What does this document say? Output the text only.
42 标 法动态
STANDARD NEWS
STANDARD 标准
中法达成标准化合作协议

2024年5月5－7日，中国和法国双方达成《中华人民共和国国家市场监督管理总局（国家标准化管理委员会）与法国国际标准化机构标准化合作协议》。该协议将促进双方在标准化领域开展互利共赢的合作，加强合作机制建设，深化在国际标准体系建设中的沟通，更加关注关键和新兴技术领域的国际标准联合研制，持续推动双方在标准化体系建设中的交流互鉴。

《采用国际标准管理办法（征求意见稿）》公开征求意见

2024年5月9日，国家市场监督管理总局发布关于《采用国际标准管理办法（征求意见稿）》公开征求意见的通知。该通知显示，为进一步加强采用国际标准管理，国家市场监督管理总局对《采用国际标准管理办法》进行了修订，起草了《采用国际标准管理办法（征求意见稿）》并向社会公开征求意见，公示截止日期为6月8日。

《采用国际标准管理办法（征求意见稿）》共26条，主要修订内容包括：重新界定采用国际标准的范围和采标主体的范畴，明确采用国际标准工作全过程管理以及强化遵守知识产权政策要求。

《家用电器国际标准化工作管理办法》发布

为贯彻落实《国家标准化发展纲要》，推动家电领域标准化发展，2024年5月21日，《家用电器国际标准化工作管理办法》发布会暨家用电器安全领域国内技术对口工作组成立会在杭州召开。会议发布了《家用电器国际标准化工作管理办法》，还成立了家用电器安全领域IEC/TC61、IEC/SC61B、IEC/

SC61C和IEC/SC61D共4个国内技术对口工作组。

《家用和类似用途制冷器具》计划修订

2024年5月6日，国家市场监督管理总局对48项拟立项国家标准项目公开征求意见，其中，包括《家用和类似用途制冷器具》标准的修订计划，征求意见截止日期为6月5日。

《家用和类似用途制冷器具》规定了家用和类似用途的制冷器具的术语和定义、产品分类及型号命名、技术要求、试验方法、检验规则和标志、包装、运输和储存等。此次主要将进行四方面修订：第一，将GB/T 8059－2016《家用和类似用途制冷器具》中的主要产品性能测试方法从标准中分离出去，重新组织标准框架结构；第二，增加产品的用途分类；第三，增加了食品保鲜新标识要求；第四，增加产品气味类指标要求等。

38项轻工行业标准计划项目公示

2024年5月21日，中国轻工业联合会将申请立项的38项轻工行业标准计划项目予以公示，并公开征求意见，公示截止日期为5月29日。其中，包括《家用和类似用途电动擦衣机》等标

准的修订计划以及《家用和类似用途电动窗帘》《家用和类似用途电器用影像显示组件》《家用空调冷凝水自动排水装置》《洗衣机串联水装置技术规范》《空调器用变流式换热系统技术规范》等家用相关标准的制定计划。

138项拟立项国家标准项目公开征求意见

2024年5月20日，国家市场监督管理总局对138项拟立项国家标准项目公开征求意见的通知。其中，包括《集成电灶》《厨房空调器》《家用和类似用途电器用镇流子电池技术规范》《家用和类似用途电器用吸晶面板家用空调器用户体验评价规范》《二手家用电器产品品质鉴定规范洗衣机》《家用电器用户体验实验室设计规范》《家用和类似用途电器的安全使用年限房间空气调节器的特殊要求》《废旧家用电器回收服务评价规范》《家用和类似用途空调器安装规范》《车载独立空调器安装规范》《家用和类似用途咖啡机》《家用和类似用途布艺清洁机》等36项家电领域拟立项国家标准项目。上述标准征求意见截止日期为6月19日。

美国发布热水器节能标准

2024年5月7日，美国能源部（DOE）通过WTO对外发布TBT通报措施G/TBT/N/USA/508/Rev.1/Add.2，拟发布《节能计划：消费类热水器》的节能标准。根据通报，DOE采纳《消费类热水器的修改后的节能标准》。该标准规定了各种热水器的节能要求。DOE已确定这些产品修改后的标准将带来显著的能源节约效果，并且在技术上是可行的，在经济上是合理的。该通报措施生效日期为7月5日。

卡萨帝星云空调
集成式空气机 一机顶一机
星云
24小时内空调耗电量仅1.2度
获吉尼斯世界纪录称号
+++
Goal of the exercise: From the listing above, copy every line that includes the word "征求意见稿".

Solution to this problem:
《采用国际标准管理办法（征求意见稿）》公开征求意见
2024年5月9日，国家市场监督管理总局发布关于《采用国际标准管理办法（征求意见稿）》公开征求意见的通知。该通知显示，为进一步加强采用国际标准管理，国家市场监督管理总局对《采用国际标准管理办法》进行了修订，起草了《采用国际标准管理办法（征求意见稿）》并向社会公开征求意见，公示截止日期为6月8日。
《采用国际标准管理办法（征求意见稿）》共26条，主要修订内容包括：重新界定采用国际标准的范围和采标主体的范畴，明确采用国际标准工作全过程管理以及强化遵守知识产权政策要求。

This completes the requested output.